Set task: Arrange everything from the start of the rows down to and including the line that contains "16, 1357, 33]" as a JSON list of strings, one string per line, with blank lines omitted.

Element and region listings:
>> begin

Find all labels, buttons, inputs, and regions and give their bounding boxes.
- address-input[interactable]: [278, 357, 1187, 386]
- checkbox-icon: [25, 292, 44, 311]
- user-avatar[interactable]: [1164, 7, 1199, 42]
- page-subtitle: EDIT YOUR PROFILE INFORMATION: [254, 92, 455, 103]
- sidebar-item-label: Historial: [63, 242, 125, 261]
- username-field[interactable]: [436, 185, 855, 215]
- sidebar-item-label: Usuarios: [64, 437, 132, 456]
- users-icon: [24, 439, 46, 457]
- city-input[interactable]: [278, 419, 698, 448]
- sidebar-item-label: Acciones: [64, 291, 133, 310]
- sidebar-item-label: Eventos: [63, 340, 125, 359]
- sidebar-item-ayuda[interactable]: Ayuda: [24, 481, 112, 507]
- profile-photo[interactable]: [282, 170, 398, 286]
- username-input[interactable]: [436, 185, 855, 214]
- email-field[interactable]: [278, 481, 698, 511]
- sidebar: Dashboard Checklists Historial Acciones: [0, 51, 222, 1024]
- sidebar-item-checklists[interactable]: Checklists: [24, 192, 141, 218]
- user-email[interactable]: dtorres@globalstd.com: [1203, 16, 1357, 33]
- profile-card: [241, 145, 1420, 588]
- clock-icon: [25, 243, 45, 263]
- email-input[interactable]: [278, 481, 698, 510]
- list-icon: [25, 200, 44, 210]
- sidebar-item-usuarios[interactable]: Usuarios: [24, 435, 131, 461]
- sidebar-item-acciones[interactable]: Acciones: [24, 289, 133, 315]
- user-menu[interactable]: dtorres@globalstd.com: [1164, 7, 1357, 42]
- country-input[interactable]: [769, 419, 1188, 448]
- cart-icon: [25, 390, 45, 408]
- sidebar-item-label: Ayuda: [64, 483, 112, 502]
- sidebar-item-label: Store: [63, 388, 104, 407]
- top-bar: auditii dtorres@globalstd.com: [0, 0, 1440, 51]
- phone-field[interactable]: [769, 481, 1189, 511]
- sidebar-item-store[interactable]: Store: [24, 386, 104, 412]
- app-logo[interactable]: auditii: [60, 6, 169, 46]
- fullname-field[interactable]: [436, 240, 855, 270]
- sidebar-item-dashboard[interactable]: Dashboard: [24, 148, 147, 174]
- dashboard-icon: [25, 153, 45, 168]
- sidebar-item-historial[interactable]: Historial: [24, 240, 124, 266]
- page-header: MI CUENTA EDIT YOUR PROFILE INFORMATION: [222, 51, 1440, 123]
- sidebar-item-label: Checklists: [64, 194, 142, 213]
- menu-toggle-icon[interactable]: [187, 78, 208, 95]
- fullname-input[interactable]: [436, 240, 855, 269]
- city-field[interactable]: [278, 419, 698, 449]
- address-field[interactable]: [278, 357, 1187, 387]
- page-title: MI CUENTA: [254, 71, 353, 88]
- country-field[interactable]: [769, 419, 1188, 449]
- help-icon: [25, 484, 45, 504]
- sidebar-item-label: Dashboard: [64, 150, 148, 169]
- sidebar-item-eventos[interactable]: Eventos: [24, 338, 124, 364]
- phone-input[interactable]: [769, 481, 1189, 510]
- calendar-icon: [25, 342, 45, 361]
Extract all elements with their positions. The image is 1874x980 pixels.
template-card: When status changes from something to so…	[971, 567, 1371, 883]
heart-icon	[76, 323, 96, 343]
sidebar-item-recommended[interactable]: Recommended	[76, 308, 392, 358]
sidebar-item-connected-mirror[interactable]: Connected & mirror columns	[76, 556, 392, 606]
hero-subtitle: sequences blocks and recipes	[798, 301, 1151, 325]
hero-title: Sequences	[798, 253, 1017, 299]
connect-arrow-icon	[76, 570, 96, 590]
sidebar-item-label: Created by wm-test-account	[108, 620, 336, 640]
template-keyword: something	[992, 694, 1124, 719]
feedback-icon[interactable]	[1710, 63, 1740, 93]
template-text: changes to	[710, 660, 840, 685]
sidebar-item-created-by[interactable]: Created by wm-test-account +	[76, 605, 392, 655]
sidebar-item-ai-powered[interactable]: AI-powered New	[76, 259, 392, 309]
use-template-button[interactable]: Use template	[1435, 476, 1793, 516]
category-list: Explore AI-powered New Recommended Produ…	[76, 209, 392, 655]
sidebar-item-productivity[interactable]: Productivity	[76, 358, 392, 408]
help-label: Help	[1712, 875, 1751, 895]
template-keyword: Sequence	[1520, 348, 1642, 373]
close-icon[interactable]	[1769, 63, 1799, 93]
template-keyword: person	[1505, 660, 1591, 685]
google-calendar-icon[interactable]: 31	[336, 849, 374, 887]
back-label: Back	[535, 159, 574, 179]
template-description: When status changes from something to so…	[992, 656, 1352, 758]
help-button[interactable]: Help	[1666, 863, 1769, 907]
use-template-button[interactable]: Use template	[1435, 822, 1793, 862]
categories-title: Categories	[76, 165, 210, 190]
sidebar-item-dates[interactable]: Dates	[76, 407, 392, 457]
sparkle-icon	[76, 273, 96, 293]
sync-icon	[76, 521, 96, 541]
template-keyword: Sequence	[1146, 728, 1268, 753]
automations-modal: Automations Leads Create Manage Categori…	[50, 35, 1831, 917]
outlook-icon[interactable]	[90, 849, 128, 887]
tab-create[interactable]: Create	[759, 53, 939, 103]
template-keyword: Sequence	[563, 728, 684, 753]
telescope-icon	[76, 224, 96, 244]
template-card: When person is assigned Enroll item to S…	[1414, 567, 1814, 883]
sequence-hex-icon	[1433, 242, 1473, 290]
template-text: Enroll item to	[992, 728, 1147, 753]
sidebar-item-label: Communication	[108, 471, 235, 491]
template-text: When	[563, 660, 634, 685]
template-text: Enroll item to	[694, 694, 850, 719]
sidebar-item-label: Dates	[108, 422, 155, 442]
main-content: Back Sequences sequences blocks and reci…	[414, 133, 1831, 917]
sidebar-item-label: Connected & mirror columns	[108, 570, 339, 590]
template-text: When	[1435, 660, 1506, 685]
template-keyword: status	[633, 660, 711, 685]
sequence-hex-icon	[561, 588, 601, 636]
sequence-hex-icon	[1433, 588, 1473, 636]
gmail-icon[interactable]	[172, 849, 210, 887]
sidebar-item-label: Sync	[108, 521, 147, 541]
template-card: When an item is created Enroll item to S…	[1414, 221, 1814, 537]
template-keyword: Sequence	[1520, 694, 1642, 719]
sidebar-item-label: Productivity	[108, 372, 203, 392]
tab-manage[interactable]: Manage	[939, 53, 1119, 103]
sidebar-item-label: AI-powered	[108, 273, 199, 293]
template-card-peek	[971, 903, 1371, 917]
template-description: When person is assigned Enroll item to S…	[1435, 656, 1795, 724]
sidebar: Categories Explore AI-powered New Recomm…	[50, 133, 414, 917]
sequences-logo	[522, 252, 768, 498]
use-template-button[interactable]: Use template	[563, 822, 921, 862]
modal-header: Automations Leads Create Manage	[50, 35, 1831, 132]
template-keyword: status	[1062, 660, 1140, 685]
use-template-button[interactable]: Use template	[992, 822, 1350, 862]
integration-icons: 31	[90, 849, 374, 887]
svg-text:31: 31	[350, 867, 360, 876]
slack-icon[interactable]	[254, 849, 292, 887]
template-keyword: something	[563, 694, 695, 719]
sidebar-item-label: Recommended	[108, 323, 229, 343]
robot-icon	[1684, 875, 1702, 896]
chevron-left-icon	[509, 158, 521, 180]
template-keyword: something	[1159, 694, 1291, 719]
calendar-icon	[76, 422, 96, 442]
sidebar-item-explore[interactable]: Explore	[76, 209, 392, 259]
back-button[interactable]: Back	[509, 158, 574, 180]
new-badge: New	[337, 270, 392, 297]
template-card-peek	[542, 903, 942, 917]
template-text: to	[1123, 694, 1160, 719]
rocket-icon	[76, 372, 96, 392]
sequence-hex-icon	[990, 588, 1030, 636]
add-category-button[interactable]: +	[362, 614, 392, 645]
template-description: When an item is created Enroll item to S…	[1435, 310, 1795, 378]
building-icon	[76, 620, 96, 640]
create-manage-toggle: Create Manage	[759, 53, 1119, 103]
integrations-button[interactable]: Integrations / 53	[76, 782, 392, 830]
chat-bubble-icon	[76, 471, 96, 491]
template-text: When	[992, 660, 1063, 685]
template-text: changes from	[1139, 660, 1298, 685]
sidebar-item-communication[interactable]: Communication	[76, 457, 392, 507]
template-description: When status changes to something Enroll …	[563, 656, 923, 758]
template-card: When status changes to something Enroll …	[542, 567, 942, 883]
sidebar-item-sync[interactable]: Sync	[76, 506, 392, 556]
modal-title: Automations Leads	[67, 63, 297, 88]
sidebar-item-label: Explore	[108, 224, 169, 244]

>> end

Solution to this exercise:
[
  "Find all labels, buttons, inputs, and regions and give their bounding boxes.",
  "- address-input[interactable]: [278, 357, 1187, 386]",
  "- checkbox-icon: [25, 292, 44, 311]",
  "- user-avatar[interactable]: [1164, 7, 1199, 42]",
  "- page-subtitle: EDIT YOUR PROFILE INFORMATION: [254, 92, 455, 103]",
  "- sidebar-item-label: Historial: [63, 242, 125, 261]",
  "- username-field[interactable]: [436, 185, 855, 215]",
  "- sidebar-item-label: Usuarios: [64, 437, 132, 456]",
  "- users-icon: [24, 439, 46, 457]",
  "- city-input[interactable]: [278, 419, 698, 448]",
  "- sidebar-item-label: Acciones: [64, 291, 133, 310]",
  "- sidebar-item-label: Eventos: [63, 340, 125, 359]",
  "- sidebar-item-ayuda[interactable]: Ayuda: [24, 481, 112, 507]",
  "- profile-photo[interactable]: [282, 170, 398, 286]",
  "- username-input[interactable]: [436, 185, 855, 214]",
  "- email-field[interactable]: [278, 481, 698, 511]",
  "- sidebar: Dashboard Checklists Historial Acciones: [0, 51, 222, 1024]",
  "- sidebar-item-checklists[interactable]: Checklists: [24, 192, 141, 218]",
  "- user-email[interactable]: dtorres@globalstd.com: [1203, 16, 1357, 33]"
]